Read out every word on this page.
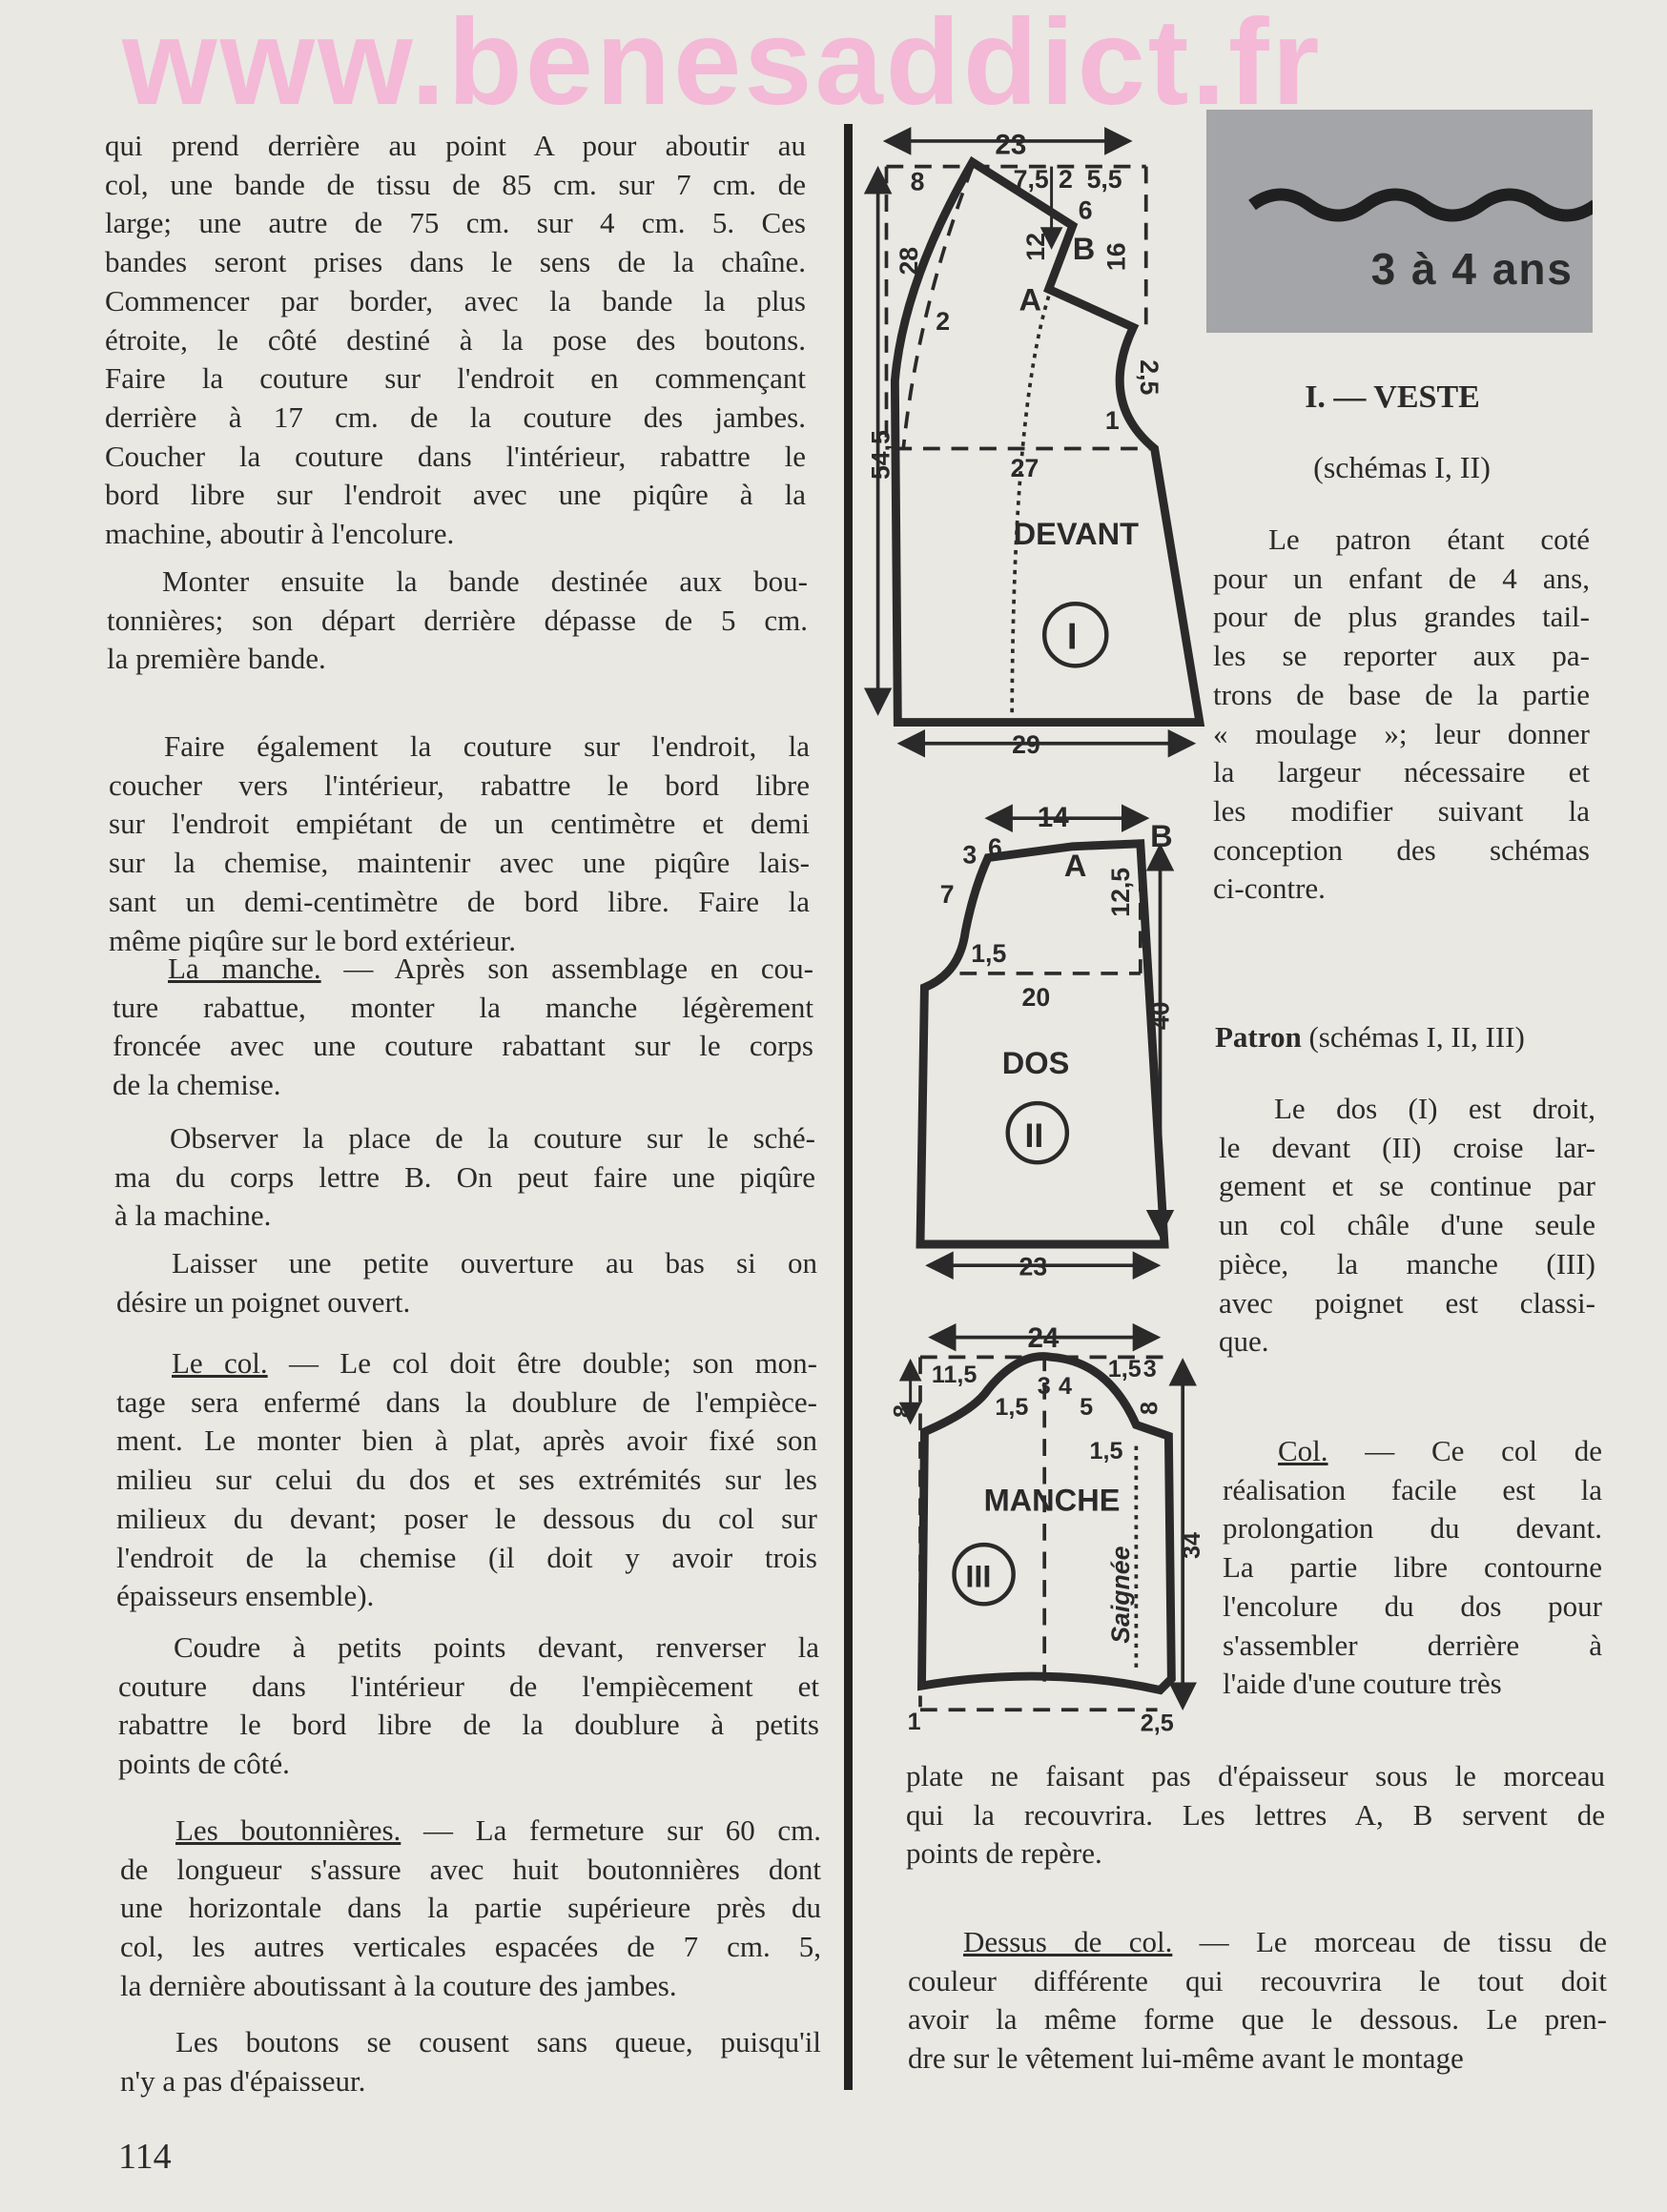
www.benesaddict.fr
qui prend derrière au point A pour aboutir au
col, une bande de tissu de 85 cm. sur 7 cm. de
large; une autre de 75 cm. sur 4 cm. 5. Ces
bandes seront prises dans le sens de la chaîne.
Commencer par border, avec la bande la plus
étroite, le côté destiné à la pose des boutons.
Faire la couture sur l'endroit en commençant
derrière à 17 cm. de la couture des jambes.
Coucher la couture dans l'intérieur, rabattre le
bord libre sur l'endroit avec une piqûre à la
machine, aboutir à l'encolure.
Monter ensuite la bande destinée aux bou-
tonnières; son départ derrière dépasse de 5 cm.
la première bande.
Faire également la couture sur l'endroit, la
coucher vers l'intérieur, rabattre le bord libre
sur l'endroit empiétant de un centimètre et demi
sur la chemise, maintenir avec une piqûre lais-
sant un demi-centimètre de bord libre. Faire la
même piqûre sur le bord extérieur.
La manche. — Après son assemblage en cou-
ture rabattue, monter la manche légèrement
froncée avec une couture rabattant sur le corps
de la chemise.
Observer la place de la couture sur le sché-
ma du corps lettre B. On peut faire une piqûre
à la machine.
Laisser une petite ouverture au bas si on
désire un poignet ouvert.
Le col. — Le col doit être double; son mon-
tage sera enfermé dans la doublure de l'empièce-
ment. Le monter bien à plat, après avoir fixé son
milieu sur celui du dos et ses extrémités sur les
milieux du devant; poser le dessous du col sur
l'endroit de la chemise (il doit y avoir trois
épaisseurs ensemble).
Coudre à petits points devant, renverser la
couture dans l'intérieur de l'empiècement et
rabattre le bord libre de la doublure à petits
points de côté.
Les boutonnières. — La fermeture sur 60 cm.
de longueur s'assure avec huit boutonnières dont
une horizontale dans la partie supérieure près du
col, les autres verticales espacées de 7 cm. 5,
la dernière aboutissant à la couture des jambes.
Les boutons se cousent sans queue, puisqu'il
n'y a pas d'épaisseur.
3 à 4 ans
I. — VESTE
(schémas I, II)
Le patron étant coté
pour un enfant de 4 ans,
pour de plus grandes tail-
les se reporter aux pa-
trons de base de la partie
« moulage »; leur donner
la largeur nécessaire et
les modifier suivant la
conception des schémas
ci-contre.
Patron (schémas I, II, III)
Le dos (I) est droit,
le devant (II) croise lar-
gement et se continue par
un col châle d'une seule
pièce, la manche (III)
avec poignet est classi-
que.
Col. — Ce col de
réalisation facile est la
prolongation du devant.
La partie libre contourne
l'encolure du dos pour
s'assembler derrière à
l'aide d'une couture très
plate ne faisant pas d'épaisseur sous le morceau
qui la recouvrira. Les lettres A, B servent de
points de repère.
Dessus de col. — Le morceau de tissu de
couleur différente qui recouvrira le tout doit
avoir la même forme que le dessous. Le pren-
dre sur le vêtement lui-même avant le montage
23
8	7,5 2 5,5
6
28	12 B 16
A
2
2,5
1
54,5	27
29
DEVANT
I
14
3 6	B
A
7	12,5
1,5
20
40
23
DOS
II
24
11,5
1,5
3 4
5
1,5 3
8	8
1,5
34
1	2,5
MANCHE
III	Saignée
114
......
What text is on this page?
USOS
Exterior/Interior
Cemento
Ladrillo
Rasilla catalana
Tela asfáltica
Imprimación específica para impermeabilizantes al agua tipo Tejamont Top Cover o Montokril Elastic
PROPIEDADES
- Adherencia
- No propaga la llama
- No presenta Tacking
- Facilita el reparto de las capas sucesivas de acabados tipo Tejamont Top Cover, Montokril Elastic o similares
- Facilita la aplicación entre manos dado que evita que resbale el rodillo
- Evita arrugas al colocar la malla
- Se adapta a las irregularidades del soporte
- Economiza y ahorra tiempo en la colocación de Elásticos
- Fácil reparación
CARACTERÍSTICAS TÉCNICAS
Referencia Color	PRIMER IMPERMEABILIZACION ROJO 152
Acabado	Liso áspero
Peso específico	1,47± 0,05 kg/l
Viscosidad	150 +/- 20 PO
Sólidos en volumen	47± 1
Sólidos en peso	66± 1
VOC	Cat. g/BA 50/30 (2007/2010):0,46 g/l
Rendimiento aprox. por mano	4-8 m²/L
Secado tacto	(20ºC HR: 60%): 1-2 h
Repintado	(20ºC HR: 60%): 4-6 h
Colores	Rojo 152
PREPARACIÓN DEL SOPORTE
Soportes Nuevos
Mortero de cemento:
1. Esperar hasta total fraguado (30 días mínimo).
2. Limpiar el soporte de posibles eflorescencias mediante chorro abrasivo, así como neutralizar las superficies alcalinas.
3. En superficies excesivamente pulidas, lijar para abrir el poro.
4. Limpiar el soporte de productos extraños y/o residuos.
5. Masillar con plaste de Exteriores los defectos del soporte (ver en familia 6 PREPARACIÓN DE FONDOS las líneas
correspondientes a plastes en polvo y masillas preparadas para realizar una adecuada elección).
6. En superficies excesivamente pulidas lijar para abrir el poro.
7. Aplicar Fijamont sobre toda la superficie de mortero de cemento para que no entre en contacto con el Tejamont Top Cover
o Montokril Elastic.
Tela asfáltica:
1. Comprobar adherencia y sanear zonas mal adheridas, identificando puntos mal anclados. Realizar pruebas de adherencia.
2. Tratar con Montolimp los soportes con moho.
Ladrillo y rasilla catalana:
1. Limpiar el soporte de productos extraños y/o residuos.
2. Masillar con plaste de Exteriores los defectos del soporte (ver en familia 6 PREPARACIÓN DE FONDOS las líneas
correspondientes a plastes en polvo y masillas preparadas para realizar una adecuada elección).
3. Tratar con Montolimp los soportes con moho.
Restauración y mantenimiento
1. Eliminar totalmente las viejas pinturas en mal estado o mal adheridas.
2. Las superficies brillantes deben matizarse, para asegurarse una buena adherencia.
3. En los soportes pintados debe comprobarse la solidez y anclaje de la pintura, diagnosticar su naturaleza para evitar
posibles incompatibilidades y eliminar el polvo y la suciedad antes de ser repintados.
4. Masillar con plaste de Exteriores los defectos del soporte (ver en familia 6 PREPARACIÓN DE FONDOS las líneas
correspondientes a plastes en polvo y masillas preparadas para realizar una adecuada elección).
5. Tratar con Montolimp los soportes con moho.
......
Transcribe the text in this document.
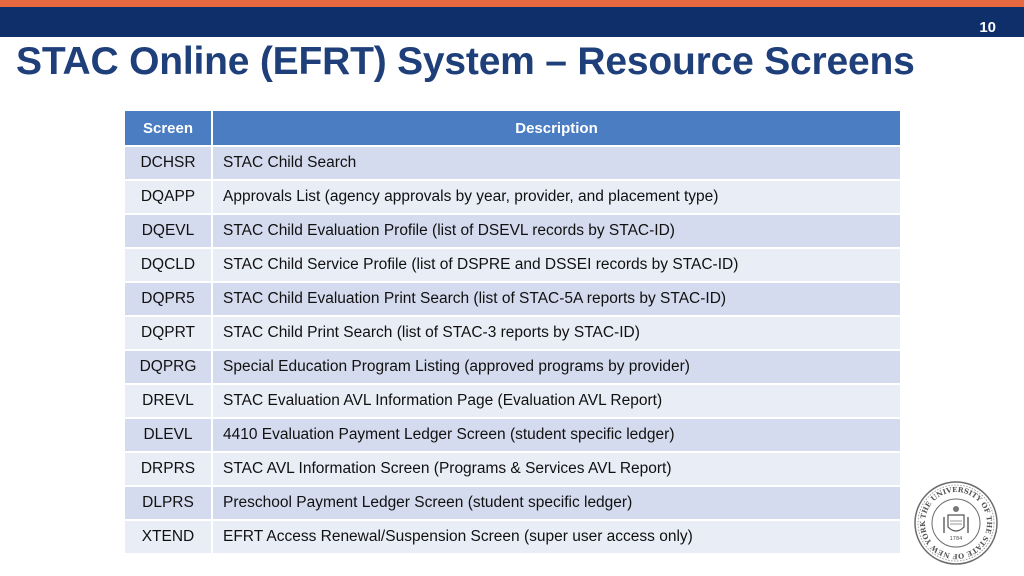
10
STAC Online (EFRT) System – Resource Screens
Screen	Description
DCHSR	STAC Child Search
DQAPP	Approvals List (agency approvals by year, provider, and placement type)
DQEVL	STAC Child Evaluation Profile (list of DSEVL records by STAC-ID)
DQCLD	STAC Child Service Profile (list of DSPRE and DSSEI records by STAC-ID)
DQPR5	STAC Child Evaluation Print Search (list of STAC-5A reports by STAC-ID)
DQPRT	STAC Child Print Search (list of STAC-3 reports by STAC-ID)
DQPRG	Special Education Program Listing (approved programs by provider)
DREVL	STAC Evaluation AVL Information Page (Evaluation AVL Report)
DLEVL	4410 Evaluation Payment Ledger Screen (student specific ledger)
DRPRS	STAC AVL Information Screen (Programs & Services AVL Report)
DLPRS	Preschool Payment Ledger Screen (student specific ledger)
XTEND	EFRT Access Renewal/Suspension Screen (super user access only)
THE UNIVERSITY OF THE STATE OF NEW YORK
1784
......
= Goal of the exercise =
Copy whichever lines in the listing above contain the word "chemise".

= Answer to this problem =
sur la chemise, maintenir avec une piqûre lais-
de la chemise.
l'endroit de la chemise (il doit y avoir trois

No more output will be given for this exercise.